Exercise instructions | Extract each line holding the word "Stowarzyszenia" from the entries.

Collected data:
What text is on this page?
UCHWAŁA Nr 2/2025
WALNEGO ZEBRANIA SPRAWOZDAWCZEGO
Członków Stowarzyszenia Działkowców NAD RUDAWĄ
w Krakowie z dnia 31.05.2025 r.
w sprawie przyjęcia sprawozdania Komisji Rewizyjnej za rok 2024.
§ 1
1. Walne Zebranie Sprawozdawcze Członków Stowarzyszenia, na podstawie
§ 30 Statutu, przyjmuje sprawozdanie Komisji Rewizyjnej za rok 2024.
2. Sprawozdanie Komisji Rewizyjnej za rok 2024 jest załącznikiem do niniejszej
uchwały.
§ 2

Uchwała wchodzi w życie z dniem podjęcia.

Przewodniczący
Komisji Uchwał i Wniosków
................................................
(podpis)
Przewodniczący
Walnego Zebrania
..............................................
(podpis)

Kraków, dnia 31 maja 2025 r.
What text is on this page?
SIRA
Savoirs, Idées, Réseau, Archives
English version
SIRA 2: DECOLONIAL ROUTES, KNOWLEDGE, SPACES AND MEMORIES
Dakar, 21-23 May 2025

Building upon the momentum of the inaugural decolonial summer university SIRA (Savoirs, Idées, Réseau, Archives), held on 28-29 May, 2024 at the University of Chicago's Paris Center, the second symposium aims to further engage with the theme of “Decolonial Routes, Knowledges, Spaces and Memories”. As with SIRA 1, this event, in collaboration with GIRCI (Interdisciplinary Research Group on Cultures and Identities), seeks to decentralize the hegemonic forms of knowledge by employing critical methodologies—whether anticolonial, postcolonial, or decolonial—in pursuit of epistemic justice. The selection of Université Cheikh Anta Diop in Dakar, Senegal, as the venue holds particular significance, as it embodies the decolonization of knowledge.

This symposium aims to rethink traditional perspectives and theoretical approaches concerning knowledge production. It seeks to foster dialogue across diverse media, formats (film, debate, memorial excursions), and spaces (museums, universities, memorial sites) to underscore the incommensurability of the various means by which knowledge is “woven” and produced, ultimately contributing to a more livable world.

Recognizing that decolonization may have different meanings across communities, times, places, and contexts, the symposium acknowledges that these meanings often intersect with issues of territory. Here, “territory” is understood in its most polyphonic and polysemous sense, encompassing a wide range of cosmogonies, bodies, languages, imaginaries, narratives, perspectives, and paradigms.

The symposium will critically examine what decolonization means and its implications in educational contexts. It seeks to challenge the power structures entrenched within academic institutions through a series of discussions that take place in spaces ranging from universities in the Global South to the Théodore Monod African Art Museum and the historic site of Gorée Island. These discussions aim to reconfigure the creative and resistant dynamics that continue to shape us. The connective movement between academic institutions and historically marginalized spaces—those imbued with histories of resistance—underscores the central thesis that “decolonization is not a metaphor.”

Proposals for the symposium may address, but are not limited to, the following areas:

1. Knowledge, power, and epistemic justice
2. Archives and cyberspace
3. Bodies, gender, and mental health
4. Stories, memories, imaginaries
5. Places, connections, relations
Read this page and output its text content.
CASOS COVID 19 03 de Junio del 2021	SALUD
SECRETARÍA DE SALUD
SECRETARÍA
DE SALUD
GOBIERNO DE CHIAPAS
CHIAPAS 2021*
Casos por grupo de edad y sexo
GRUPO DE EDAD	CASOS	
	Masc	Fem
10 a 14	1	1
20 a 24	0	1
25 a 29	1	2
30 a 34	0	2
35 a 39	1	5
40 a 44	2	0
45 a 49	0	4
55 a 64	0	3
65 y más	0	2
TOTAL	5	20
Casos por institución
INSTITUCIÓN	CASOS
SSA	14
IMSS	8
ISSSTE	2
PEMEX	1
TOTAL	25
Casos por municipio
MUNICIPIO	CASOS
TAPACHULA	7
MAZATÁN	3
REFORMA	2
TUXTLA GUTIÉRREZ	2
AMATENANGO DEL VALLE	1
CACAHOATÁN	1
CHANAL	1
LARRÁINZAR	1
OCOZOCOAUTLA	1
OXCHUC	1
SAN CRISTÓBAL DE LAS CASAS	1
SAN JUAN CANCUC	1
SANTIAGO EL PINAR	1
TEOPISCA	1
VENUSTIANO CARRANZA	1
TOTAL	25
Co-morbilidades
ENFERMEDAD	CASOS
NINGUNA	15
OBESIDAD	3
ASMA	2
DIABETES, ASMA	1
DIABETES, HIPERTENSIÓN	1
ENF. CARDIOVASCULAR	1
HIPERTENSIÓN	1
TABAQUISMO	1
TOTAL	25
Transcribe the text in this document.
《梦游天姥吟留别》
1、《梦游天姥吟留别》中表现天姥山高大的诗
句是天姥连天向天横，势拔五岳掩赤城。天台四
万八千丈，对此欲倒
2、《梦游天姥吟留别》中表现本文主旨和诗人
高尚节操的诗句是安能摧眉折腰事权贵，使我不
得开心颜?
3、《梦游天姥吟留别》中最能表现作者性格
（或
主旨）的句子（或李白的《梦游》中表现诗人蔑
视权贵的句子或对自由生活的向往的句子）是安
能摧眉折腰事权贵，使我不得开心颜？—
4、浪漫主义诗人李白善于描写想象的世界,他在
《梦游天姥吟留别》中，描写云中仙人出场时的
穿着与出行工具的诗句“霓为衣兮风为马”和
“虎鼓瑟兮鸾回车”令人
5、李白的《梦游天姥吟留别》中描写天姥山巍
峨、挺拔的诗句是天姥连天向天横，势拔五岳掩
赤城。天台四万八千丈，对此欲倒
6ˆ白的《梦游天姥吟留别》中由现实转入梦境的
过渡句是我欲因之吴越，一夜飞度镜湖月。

Expected output |
Członków Stowarzyszenia Działkowców NAD RUDAWĄ
1. Walne Zebranie Sprawozdawcze Członków Stowarzyszenia, na podstawie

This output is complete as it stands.